**Exercise details**. For the entries that follow, tally the lines holding the string "title". Give the total and nothing else.

**Material provided**.
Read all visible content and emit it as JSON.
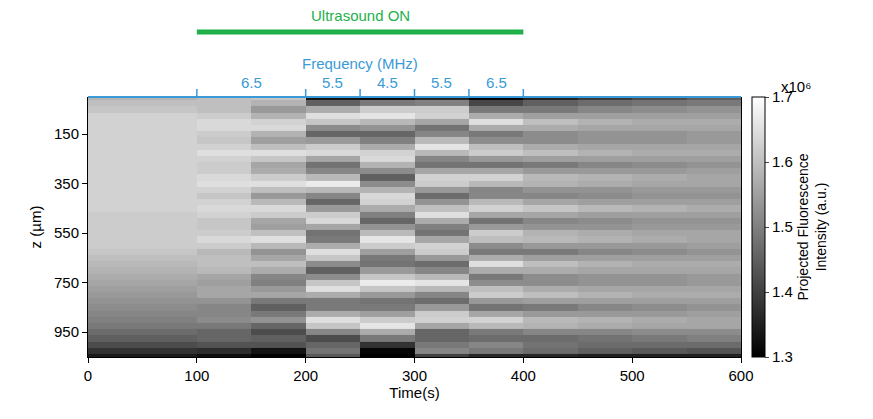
{
  "chart_data": {
    "type": "heatmap",
    "xlabel": "Time(s)",
    "ylabel": "z (µm)",
    "xlim": [
      0,
      600
    ],
    "xticks": [
      0,
      100,
      200,
      300,
      400,
      500,
      600
    ],
    "ylim": [
      1050,
      0
    ],
    "yticks": [
      150,
      350,
      550,
      750,
      950
    ],
    "grid": false,
    "x": [
      0,
      100,
      150,
      200,
      250,
      300,
      350,
      400,
      450,
      500,
      550,
      600
    ],
    "y": [
      0,
      25,
      50,
      75,
      100,
      125,
      150,
      175,
      200,
      225,
      250,
      275,
      300,
      325,
      350,
      375,
      400,
      425,
      450,
      475,
      500,
      525,
      550,
      575,
      600,
      625,
      650,
      675,
      700,
      725,
      750,
      775,
      800,
      825,
      850,
      875,
      900,
      925,
      950,
      975,
      1000,
      1025,
      1050
    ],
    "values": [
      [
        1.58,
        1.6,
        1.61,
        1.33,
        1.31,
        1.35,
        1.29,
        1.35,
        1.39,
        1.42,
        1.45
      ],
      [
        1.6,
        1.6,
        1.58,
        1.45,
        1.49,
        1.5,
        1.41,
        1.45,
        1.47,
        1.48,
        1.49
      ],
      [
        1.61,
        1.6,
        1.54,
        1.57,
        1.62,
        1.62,
        1.49,
        1.49,
        1.51,
        1.52,
        1.53
      ],
      [
        1.63,
        1.62,
        1.58,
        1.65,
        1.66,
        1.63,
        1.57,
        1.55,
        1.55,
        1.55,
        1.55
      ],
      [
        1.63,
        1.64,
        1.63,
        1.61,
        1.59,
        1.56,
        1.65,
        1.6,
        1.58,
        1.57,
        1.57
      ],
      [
        1.63,
        1.64,
        1.64,
        1.52,
        1.53,
        1.48,
        1.57,
        1.57,
        1.56,
        1.56,
        1.56
      ],
      [
        1.63,
        1.62,
        1.58,
        1.46,
        1.46,
        1.51,
        1.49,
        1.52,
        1.53,
        1.53,
        1.54
      ],
      [
        1.63,
        1.61,
        1.55,
        1.54,
        1.5,
        1.59,
        1.52,
        1.52,
        1.53,
        1.53,
        1.54
      ],
      [
        1.63,
        1.63,
        1.6,
        1.62,
        1.57,
        1.66,
        1.6,
        1.57,
        1.56,
        1.56,
        1.56
      ],
      [
        1.63,
        1.65,
        1.65,
        1.64,
        1.63,
        1.59,
        1.62,
        1.6,
        1.58,
        1.57,
        1.57
      ],
      [
        1.63,
        1.63,
        1.61,
        1.56,
        1.64,
        1.51,
        1.54,
        1.55,
        1.55,
        1.55,
        1.55
      ],
      [
        1.63,
        1.62,
        1.56,
        1.48,
        1.58,
        1.48,
        1.48,
        1.49,
        1.51,
        1.52,
        1.53
      ],
      [
        1.63,
        1.62,
        1.57,
        1.51,
        1.52,
        1.56,
        1.56,
        1.54,
        1.54,
        1.54,
        1.55
      ],
      [
        1.63,
        1.64,
        1.62,
        1.59,
        1.45,
        1.63,
        1.63,
        1.59,
        1.58,
        1.57,
        1.56
      ],
      [
        1.63,
        1.65,
        1.65,
        1.67,
        1.52,
        1.62,
        1.59,
        1.58,
        1.57,
        1.56,
        1.56
      ],
      [
        1.63,
        1.63,
        1.6,
        1.59,
        1.58,
        1.54,
        1.51,
        1.53,
        1.53,
        1.54,
        1.54
      ],
      [
        1.63,
        1.61,
        1.54,
        1.51,
        1.64,
        1.47,
        1.51,
        1.51,
        1.52,
        1.53,
        1.53
      ],
      [
        1.63,
        1.63,
        1.59,
        1.46,
        1.63,
        1.53,
        1.59,
        1.56,
        1.55,
        1.55,
        1.55
      ],
      [
        1.63,
        1.64,
        1.64,
        1.54,
        1.57,
        1.6,
        1.63,
        1.61,
        1.59,
        1.58,
        1.57
      ],
      [
        1.62,
        1.63,
        1.62,
        1.62,
        1.5,
        1.65,
        1.56,
        1.56,
        1.55,
        1.55,
        1.55
      ],
      [
        1.62,
        1.61,
        1.56,
        1.64,
        1.46,
        1.57,
        1.48,
        1.51,
        1.52,
        1.53,
        1.53
      ],
      [
        1.62,
        1.61,
        1.55,
        1.56,
        1.53,
        1.5,
        1.54,
        1.53,
        1.53,
        1.54,
        1.54
      ],
      [
        1.62,
        1.62,
        1.6,
        1.48,
        1.59,
        1.48,
        1.62,
        1.58,
        1.57,
        1.56,
        1.56
      ],
      [
        1.62,
        1.64,
        1.65,
        1.49,
        1.66,
        1.56,
        1.6,
        1.59,
        1.58,
        1.57,
        1.56
      ],
      [
        1.62,
        1.62,
        1.59,
        1.57,
        1.62,
        1.63,
        1.52,
        1.54,
        1.54,
        1.54,
        1.55
      ],
      [
        1.61,
        1.59,
        1.53,
        1.65,
        1.55,
        1.62,
        1.49,
        1.49,
        1.51,
        1.52,
        1.53
      ],
      [
        1.6,
        1.6,
        1.56,
        1.61,
        1.49,
        1.54,
        1.57,
        1.55,
        1.55,
        1.55,
        1.55
      ],
      [
        1.59,
        1.6,
        1.6,
        1.52,
        1.48,
        1.47,
        1.65,
        1.6,
        1.58,
        1.57,
        1.57
      ],
      [
        1.58,
        1.59,
        1.57,
        1.45,
        1.54,
        1.51,
        1.57,
        1.57,
        1.56,
        1.56,
        1.56
      ],
      [
        1.57,
        1.56,
        1.51,
        1.52,
        1.61,
        1.59,
        1.49,
        1.52,
        1.53,
        1.53,
        1.54
      ],
      [
        1.56,
        1.55,
        1.5,
        1.61,
        1.67,
        1.66,
        1.52,
        1.52,
        1.53,
        1.53,
        1.54
      ],
      [
        1.55,
        1.56,
        1.54,
        1.65,
        1.61,
        1.59,
        1.6,
        1.57,
        1.56,
        1.56,
        1.56
      ],
      [
        1.54,
        1.56,
        1.56,
        1.57,
        1.54,
        1.51,
        1.62,
        1.6,
        1.58,
        1.57,
        1.57
      ],
      [
        1.53,
        1.53,
        1.49,
        1.49,
        1.48,
        1.47,
        1.54,
        1.55,
        1.55,
        1.55,
        1.55
      ],
      [
        1.52,
        1.51,
        1.45,
        1.49,
        1.49,
        1.54,
        1.48,
        1.49,
        1.51,
        1.52,
        1.53
      ],
      [
        1.51,
        1.51,
        1.49,
        1.57,
        1.55,
        1.62,
        1.56,
        1.54,
        1.54,
        1.54,
        1.55
      ],
      [
        1.5,
        1.52,
        1.53,
        1.65,
        1.62,
        1.63,
        1.63,
        1.59,
        1.58,
        1.57,
        1.56
      ],
      [
        1.49,
        1.49,
        1.46,
        1.61,
        1.66,
        1.56,
        1.59,
        1.58,
        1.57,
        1.56,
        1.56
      ],
      [
        1.47,
        1.46,
        1.42,
        1.51,
        1.57,
        1.46,
        1.49,
        1.51,
        1.51,
        1.52,
        1.52
      ],
      [
        1.45,
        1.46,
        1.45,
        1.42,
        1.49,
        1.46,
        1.47,
        1.47,
        1.48,
        1.49,
        1.5
      ],
      [
        1.42,
        1.43,
        1.43,
        1.46,
        1.38,
        1.49,
        1.51,
        1.48,
        1.47,
        1.47,
        1.47
      ],
      [
        1.38,
        1.37,
        1.33,
        1.48,
        1.31,
        1.51,
        1.49,
        1.47,
        1.45,
        1.44,
        1.43
      ],
      [
        1.34,
        1.32,
        1.3,
        1.44,
        1.3,
        1.4,
        1.36,
        1.36,
        1.35,
        1.35,
        1.35
      ]
    ],
    "colorbar": {
      "title": "Projected Fluorescence Intensity (a.u.)",
      "exponent_label": "x10⁶",
      "range": [
        1.3,
        1.7
      ],
      "ticks": [
        1.3,
        1.4,
        1.5,
        1.6,
        1.7
      ],
      "colors": [
        "#000000",
        "#ffffff"
      ]
    },
    "ultrasound": {
      "text": "Ultrasound ON",
      "start": 100,
      "end": 400,
      "color": "#1db04b"
    },
    "frequency": {
      "title": "Frequency (MHz)",
      "boundaries": [
        100,
        200,
        250,
        300,
        350,
        400
      ],
      "values": [
        6.5,
        5.5,
        4.5,
        5.5,
        6.5
      ],
      "color": "#3a9ad6"
    }
  }
}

**Solution for this task**. 2